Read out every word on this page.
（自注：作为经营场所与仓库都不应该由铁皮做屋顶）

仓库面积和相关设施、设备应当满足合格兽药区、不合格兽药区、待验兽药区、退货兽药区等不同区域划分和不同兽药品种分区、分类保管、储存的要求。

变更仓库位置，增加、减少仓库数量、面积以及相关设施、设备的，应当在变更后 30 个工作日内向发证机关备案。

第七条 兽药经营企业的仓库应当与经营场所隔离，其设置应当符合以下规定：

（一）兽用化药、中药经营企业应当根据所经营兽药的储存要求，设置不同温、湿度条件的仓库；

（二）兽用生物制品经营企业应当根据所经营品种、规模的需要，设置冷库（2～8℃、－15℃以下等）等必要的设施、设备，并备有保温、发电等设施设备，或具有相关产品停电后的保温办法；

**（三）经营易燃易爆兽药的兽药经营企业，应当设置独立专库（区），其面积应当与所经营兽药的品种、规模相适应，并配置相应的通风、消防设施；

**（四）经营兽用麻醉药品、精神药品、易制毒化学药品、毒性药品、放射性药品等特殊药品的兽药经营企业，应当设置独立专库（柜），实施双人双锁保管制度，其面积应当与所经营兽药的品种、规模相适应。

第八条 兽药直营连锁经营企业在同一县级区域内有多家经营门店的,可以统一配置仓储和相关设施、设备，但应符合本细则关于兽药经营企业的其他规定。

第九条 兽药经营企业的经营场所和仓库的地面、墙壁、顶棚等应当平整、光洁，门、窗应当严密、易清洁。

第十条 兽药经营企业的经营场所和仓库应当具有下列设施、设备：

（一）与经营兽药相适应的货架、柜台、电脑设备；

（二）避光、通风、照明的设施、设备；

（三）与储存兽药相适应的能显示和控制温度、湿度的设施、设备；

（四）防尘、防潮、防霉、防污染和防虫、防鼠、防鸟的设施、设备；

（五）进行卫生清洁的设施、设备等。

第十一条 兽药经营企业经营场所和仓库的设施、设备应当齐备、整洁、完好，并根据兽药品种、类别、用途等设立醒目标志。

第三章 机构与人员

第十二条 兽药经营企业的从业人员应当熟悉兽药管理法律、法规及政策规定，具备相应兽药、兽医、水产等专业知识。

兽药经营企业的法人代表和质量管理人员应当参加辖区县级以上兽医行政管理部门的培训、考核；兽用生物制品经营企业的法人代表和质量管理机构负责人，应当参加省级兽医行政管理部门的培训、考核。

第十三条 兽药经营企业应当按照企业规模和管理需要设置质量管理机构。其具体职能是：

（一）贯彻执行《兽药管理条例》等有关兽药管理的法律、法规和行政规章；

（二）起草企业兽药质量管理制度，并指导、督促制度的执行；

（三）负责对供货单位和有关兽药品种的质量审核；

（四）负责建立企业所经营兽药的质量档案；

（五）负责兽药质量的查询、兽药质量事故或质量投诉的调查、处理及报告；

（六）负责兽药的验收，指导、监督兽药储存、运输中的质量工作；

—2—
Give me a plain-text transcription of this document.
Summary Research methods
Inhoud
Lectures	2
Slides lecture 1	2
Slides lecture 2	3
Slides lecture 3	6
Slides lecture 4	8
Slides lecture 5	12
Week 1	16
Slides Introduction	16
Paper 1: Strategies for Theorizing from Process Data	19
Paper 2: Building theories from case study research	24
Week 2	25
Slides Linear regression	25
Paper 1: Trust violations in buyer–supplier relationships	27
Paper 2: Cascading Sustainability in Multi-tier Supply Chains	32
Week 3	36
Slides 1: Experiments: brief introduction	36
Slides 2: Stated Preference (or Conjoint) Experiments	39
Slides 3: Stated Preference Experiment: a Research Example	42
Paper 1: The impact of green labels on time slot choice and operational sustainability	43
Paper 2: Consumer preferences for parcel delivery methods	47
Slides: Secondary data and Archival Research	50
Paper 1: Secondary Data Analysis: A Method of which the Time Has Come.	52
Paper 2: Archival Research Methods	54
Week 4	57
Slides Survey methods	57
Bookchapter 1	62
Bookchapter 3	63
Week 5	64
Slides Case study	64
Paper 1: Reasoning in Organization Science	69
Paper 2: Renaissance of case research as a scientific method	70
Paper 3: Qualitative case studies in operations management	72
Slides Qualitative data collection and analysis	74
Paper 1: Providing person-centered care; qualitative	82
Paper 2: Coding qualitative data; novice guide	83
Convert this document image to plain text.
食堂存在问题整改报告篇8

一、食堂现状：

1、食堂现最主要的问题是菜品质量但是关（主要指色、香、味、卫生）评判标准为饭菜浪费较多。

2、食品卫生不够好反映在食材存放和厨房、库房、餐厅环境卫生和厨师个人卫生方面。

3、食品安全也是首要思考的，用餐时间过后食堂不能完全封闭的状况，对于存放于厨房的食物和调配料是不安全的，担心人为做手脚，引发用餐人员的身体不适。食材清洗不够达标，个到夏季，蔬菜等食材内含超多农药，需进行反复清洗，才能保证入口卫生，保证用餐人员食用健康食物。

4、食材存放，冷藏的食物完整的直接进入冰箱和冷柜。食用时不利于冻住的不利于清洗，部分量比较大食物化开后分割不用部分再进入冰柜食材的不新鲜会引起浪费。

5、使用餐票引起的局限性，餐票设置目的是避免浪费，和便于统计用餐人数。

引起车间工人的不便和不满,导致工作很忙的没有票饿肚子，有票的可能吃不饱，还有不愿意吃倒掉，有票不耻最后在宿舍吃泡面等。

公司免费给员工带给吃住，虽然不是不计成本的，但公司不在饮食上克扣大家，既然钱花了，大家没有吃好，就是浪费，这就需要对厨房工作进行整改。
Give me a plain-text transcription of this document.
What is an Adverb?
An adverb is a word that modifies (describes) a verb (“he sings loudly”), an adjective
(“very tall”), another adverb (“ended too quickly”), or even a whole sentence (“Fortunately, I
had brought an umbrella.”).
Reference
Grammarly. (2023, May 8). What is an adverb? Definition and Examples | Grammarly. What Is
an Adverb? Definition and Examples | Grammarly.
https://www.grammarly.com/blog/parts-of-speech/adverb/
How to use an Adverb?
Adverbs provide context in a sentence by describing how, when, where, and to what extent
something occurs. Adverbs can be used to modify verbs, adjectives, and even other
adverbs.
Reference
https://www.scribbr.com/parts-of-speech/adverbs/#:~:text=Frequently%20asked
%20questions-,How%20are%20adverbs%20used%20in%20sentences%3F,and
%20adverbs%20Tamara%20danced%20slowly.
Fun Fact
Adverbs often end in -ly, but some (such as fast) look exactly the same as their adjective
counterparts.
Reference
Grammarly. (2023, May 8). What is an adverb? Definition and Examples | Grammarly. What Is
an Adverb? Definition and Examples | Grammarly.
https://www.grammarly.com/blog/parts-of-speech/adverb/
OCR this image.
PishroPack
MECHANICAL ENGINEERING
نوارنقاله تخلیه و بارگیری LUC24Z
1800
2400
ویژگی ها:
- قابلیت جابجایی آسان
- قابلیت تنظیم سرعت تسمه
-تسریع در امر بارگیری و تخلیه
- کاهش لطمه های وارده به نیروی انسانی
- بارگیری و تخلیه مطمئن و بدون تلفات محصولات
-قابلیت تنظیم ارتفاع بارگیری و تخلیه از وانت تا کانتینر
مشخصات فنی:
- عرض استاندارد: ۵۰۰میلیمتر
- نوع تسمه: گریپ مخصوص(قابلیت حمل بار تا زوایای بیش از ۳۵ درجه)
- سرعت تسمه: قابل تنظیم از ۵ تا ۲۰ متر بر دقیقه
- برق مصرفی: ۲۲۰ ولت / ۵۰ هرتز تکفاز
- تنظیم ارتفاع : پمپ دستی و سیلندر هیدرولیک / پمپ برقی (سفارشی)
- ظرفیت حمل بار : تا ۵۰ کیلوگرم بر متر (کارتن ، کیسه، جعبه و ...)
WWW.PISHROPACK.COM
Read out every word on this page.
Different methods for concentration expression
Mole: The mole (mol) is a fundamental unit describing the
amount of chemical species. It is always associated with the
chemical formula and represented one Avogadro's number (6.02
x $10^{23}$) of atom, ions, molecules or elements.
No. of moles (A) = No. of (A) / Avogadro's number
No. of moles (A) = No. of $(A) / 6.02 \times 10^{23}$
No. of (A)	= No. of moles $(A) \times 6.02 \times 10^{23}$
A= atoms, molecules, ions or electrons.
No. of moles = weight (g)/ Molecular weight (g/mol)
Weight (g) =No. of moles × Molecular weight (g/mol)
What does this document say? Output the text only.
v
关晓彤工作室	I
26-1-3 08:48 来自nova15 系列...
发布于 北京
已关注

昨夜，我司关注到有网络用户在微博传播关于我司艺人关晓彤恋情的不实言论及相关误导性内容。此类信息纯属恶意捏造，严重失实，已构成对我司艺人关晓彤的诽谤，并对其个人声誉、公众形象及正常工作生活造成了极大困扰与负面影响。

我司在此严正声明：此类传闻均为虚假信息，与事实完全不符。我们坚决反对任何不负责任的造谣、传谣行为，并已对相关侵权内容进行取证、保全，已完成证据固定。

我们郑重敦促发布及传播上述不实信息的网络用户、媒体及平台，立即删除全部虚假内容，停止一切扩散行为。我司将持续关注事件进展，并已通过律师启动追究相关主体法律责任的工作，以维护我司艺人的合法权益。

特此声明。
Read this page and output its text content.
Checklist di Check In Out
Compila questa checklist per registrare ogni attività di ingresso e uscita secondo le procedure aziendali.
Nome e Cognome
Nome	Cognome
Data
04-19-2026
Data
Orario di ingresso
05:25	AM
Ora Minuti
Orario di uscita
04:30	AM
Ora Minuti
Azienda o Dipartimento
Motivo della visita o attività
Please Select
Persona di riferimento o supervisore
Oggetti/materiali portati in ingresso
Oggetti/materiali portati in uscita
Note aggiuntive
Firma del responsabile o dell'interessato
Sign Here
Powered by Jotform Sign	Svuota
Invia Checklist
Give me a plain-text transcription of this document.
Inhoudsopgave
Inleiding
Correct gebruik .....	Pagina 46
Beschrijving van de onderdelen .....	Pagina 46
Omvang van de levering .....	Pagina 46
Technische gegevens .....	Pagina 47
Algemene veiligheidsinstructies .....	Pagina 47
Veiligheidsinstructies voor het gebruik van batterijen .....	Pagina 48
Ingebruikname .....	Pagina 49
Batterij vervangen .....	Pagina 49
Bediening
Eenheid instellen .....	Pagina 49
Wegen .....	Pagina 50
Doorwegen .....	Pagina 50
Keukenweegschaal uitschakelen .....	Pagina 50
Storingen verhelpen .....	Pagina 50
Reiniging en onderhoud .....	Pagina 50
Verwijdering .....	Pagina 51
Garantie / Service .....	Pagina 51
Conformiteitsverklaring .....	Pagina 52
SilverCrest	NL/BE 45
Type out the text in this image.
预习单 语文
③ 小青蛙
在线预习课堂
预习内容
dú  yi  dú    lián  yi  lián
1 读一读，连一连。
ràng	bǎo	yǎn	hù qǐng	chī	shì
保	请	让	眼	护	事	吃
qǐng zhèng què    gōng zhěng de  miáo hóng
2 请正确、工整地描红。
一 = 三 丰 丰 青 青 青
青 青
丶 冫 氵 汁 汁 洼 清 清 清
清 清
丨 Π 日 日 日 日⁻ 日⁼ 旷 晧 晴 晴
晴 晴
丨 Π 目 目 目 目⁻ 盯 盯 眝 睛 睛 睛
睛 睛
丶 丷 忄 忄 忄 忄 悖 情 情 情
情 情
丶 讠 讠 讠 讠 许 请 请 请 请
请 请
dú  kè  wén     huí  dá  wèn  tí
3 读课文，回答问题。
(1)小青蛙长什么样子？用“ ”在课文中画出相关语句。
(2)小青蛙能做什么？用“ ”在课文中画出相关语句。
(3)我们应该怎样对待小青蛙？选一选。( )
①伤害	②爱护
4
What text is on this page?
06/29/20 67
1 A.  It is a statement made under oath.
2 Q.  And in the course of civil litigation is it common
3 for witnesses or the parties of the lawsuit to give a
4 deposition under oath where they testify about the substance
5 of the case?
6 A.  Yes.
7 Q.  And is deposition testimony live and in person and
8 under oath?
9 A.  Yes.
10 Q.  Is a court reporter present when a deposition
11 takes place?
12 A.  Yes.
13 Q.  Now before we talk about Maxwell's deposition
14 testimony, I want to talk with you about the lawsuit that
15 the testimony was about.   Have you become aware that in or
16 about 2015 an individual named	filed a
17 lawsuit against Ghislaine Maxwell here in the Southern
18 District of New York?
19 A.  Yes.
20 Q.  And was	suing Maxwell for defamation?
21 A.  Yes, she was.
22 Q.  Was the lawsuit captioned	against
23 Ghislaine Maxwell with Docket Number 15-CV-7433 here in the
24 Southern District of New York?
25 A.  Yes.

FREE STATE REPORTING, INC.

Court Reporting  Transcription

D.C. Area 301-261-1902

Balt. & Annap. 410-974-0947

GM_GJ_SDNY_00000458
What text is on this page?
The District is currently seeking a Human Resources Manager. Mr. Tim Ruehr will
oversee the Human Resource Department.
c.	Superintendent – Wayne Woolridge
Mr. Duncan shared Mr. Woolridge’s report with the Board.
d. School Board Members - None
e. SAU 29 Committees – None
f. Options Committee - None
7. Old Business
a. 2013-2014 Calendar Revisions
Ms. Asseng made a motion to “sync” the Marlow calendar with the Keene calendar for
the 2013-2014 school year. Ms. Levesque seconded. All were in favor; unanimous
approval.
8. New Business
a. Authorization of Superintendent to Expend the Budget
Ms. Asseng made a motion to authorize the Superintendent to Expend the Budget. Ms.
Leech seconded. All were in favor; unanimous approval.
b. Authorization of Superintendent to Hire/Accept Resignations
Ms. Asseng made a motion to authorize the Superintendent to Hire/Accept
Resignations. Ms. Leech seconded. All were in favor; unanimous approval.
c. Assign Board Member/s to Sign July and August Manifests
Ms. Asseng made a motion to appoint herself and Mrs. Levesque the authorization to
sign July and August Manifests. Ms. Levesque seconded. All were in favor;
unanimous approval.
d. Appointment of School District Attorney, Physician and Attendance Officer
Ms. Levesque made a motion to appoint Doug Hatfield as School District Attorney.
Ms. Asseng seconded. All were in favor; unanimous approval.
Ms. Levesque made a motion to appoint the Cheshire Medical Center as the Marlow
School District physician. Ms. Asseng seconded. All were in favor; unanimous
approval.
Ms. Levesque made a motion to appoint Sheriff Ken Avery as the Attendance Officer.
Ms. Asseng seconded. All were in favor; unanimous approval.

**WHAT NEEDS TO BE DONE:**
Filter the listing above by the word "seconded"; copy each line that passes.

**WRITTEN ANSWER:**
the 2013-2014 school year. Ms. Levesque seconded. All were in favor; unanimous
Leech seconded. All were in favor; unanimous approval.
Resignations. Ms. Leech seconded. All were in favor; unanimous approval.
sign July and August Manifests. Ms. Levesque seconded. All were in favor;
Ms. Asseng seconded. All were in favor; unanimous approval.
School District physician. Ms. Asseng seconded. All were in favor; unanimous
Ms. Asseng seconded. All were in favor; unanimous approval.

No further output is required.